• **GIVEN TEXT**
===============

Managing Corn Harvest
By Nora Schultz, Sales Agronomist, CCA
Corn that is at ½ milk line requires about 2.25 inches of water (or 0.1-0.2 inches per day) to reach physiological maturity (black layer). Once corn reaches black layer it stops accumulating dry matter and does not require water.
According to Iowa State University this corn crop is averaging 5-10 days behind normal corn maturity. This is can affect corn dry down. In general, corn dries 0.5-1.0% per day in September and 0.25-0.5% per day in October. Being a little behind may mean more trips to the field to scout for your desired moisture.
Ear rots are generally brought on by damp weather after pollination and during grain fill which most of us have had this year. For a full field picture, ideally you would sample 20 ears in 5 different locations by pulling back the husk and using a crop diagnostic guide or you Jacobsen Seed Representative to help you identify the specific pathogen. Hybrids or fields that are diagnosed with ear rots should be harvest early, segregated and dried quickly to lower than 15% moisture to slow fungal progression. For long term storage dry grain to less than 13% and cool to below freezing. Certain ear rot pathogens such as fusarium and aspergillus can also produce mycotoxins that are harmful to livestock and humans. Contact your local grain handling facility about tests for mycotoxins.
Managing Harvest Loss
This harvest season every kernel in your field plays an important role in your profitability. Understanding your harvest loss is key. Pre-harvest loss of ears can total 1 bu/ac when one 3/4lb ear is lost per 440 square feet. For every two kernels per square foot, one bushel per acre is lost. This can come from shelling at the corn head or incorrect internal settings leading to kernel loss at the back of the combine. Taking a few minutes to stop and check for loss at regular intervals can lead to some easy dollars in your pocket at the end of the season.
Recent studies have shown that fertilizing after corn and in front of soybeans brings profitable yield increases to most soybean acres. Potassium is often associated with the movement of water, nutrients, and sugars within the plant. It also plays an important role in the opening and closing of stomate structures, stalks strength in corn and nodulation in soybeans.
Fertilizing after corn is even more important when corn stover is taken from the field (silage, stalk bales). A majority of potassium is stored in that plant material. Potassium removal rates can be as high as 5x higher when taking plant material compared to grain only.

===============

(Items from a data source)
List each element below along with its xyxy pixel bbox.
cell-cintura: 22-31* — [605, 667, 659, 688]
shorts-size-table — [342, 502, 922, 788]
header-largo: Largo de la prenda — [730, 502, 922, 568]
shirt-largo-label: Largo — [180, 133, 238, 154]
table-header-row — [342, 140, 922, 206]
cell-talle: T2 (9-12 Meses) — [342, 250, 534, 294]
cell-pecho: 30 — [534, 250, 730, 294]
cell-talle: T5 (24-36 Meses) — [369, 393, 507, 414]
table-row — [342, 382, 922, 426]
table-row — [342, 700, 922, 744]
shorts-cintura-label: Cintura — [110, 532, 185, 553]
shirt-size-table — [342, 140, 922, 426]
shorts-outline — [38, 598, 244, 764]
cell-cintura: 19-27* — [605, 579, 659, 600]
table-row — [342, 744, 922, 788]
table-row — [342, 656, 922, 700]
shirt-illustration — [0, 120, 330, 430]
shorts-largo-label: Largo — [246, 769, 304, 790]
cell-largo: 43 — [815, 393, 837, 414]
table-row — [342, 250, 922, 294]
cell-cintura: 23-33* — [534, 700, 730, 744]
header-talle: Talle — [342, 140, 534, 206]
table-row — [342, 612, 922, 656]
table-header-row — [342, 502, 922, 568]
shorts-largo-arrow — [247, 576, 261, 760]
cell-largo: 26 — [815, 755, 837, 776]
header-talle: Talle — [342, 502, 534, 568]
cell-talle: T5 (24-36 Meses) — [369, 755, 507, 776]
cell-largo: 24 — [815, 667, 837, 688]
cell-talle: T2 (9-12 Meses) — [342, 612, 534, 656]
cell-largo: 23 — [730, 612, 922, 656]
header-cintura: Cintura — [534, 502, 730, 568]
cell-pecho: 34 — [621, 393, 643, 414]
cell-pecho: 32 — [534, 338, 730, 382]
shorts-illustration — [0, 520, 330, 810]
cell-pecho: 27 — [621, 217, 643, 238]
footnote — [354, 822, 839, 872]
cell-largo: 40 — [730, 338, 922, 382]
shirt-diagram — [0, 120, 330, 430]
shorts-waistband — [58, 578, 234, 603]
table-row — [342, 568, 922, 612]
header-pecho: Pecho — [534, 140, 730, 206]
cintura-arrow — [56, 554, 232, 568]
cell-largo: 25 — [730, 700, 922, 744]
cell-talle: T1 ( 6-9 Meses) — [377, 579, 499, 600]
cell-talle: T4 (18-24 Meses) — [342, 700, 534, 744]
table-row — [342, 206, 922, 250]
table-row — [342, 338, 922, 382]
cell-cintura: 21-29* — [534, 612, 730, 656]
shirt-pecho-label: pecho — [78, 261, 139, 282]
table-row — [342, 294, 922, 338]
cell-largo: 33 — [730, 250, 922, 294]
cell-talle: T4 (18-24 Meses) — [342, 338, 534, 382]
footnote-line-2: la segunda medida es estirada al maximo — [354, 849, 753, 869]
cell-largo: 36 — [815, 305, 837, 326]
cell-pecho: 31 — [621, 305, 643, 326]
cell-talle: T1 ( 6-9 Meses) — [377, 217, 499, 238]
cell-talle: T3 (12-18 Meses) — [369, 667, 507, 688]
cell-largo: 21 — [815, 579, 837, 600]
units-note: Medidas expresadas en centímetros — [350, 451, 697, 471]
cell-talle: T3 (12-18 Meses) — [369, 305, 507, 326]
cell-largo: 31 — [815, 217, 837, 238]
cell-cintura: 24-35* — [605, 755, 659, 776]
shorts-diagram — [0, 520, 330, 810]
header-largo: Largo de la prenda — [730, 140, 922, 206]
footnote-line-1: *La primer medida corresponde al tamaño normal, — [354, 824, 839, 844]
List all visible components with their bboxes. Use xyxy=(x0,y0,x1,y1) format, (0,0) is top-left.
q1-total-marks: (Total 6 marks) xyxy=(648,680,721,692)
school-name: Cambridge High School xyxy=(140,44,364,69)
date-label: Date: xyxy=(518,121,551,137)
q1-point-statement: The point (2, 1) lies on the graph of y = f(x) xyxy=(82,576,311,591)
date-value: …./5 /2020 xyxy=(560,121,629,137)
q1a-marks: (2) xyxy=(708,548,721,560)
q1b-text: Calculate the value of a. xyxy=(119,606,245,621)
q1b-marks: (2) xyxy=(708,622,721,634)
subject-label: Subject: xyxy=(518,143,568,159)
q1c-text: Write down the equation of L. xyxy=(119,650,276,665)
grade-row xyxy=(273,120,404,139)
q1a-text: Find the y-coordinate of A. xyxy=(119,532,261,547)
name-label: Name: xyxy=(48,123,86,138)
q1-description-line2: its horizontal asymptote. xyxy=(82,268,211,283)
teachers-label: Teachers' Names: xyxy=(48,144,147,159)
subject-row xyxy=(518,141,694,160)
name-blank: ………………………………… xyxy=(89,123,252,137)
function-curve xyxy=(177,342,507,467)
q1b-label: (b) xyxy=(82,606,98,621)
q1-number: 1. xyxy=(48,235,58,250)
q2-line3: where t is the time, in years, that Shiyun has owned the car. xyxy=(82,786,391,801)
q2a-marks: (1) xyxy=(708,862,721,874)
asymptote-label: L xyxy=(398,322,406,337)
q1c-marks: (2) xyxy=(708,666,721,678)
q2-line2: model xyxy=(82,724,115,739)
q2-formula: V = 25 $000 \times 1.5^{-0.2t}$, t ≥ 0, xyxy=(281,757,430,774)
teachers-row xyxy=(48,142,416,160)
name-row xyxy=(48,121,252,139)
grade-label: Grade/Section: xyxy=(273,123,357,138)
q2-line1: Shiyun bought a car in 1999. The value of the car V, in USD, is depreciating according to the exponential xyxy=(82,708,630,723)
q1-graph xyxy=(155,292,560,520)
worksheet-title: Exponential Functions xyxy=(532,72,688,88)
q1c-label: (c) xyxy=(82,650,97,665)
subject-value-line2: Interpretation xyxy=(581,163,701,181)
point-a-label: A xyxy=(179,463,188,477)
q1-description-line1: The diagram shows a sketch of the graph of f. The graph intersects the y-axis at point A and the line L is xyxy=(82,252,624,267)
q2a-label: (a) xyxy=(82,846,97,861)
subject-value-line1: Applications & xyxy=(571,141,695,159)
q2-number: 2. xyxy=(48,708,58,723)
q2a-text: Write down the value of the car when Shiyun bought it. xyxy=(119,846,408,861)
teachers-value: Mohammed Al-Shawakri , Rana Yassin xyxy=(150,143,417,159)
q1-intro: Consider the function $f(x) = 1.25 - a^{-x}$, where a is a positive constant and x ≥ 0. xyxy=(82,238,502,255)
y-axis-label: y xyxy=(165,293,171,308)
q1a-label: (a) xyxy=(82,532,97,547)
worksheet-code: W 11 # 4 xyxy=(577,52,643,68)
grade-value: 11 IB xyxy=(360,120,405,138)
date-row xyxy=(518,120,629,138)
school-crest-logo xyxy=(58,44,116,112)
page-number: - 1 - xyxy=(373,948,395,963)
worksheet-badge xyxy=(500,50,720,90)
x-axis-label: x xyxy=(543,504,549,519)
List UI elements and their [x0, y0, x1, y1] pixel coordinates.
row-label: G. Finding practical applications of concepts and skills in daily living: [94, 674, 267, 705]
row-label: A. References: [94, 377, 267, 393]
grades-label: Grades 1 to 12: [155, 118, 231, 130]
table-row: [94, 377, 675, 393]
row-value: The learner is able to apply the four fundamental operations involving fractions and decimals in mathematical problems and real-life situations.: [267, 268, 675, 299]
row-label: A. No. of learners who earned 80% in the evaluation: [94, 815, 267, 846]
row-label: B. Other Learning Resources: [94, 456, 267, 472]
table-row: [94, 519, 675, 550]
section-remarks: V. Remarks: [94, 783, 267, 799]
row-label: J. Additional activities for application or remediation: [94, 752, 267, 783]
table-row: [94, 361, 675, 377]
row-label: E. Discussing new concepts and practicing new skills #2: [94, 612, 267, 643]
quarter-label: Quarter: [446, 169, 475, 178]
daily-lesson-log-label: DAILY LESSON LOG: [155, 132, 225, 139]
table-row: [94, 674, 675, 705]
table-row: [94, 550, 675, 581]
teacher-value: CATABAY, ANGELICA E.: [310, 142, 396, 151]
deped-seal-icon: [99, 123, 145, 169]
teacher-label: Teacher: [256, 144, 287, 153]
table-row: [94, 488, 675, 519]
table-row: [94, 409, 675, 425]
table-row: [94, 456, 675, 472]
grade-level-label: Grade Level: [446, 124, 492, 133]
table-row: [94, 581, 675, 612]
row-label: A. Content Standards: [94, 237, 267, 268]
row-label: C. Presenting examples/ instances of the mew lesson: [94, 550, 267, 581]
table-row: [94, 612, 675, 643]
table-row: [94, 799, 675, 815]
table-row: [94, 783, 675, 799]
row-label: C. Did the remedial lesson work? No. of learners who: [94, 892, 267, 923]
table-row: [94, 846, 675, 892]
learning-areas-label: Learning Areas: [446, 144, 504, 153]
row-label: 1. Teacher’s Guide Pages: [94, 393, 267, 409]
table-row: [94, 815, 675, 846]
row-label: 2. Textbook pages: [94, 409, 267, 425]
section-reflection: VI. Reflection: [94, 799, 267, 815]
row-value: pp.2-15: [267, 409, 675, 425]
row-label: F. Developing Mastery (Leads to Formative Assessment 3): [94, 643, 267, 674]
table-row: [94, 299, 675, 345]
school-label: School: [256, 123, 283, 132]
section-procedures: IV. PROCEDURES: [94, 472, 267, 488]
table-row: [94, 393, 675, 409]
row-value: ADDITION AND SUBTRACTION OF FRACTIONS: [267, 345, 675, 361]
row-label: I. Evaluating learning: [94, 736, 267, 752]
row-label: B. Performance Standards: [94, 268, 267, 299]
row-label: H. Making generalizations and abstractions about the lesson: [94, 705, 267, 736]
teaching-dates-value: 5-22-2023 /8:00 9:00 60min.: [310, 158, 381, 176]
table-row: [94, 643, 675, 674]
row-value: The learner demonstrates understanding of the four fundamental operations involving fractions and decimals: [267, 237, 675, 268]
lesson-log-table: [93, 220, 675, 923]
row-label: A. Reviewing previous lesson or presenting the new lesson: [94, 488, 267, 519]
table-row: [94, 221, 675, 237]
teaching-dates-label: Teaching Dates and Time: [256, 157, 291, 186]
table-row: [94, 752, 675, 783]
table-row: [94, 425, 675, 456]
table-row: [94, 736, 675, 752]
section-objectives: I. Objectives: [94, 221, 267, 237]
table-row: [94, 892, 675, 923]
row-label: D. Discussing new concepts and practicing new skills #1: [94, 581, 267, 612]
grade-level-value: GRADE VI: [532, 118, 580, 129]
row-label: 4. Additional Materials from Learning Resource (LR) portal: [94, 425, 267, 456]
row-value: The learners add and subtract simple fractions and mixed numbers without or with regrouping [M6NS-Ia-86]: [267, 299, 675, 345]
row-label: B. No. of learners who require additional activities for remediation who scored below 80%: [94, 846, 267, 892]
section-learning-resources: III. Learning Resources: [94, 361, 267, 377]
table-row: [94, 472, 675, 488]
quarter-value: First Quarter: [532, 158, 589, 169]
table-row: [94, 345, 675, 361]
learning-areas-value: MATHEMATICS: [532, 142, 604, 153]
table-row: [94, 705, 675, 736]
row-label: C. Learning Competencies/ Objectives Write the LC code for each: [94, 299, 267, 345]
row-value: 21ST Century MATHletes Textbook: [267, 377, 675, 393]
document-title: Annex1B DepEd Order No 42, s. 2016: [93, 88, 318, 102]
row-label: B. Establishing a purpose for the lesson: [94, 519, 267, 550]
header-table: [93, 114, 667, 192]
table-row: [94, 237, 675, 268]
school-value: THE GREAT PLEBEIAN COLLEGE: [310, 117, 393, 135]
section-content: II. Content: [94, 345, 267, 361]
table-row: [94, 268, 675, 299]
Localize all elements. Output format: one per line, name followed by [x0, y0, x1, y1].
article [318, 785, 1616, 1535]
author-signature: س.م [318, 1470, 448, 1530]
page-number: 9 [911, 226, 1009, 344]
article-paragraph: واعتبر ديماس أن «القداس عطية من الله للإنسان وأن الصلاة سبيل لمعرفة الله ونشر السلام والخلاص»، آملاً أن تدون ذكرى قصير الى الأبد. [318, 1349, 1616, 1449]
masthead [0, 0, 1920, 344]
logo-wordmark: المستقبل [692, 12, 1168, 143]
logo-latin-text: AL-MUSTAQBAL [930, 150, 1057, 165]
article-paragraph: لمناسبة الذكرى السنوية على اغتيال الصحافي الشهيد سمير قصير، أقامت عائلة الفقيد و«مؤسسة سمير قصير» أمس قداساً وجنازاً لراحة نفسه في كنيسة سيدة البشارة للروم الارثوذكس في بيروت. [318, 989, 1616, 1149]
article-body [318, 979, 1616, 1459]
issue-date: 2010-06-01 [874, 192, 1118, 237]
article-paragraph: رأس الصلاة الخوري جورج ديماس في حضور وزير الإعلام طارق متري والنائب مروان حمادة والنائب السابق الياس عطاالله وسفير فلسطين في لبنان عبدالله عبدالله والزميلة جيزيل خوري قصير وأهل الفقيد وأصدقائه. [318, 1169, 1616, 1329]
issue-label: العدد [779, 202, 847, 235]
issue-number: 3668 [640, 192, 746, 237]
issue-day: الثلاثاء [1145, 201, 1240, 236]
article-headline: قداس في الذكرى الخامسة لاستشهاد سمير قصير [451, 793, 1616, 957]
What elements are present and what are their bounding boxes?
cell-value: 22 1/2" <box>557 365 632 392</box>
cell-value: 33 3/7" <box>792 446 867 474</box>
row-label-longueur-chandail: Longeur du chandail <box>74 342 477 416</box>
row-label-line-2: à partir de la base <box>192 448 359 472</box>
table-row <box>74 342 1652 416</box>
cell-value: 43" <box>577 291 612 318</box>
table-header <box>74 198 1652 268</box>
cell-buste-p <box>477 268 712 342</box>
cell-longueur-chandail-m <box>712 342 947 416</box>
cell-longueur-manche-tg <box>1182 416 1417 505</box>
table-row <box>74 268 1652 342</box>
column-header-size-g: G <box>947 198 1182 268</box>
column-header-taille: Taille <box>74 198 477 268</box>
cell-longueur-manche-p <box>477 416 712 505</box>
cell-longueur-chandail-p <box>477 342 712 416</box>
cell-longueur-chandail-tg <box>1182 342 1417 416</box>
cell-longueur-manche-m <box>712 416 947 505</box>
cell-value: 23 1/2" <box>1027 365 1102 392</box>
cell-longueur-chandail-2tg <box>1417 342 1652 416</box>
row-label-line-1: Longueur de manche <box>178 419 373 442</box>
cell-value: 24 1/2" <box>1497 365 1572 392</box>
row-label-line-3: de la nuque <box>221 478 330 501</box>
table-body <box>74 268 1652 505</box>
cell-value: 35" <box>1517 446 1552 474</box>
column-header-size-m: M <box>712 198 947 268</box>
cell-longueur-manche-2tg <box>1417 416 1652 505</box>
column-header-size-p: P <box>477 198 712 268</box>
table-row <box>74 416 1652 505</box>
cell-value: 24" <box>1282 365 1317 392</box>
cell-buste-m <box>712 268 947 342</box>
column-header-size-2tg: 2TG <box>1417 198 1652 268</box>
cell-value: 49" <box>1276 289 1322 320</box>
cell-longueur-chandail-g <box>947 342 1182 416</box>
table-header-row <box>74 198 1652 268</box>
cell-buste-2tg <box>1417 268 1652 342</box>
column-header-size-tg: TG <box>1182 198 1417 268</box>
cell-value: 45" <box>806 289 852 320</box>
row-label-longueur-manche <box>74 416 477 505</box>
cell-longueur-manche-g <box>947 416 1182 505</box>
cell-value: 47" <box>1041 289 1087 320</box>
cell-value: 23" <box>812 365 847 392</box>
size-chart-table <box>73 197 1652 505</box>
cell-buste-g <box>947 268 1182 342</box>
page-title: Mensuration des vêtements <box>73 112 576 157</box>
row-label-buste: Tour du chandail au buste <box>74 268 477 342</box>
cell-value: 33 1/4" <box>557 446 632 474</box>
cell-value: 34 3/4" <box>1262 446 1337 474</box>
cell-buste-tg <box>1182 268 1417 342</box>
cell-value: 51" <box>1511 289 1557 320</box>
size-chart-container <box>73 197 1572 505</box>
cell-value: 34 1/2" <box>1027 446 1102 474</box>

===============

• **WHAT THIS TASK INVOLVES**
Reproduce everything in the corn harvest text from "According to Iowa" down to "your desired moisture.". The records play no part in the work and can be skipped.

• **WORKED SOLUTION**
According to Iowa State University this corn crop is averaging 5-10 days behind normal corn maturity. This is can affect corn dry down. In general, corn dries 0.5-1.0% per day in September and 0.25-0.5% per day in October. Being a little behind may mean more trips to the field to scout for your desired moisture.